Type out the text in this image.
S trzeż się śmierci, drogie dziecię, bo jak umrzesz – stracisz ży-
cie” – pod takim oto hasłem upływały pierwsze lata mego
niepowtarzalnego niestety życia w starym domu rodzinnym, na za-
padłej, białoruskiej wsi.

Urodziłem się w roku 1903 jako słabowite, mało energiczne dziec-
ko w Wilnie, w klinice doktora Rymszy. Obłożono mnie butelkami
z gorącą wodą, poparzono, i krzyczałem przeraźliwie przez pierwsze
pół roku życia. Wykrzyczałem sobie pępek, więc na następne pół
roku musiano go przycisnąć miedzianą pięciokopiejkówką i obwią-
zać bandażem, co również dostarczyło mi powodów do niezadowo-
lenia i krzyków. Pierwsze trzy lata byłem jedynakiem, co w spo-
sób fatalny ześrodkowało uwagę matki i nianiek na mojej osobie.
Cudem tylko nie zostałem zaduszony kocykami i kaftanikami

(REQUIREMENT): Locate all lines in the listing above with the word "życia". Copy them.

(EXERCISE SOLUTION):
niepowtarzalnego niestety życia w starym domu rodzinnym, na za-
pół roku życia. Wykrzyczałem sobie pępek, więc na następne pół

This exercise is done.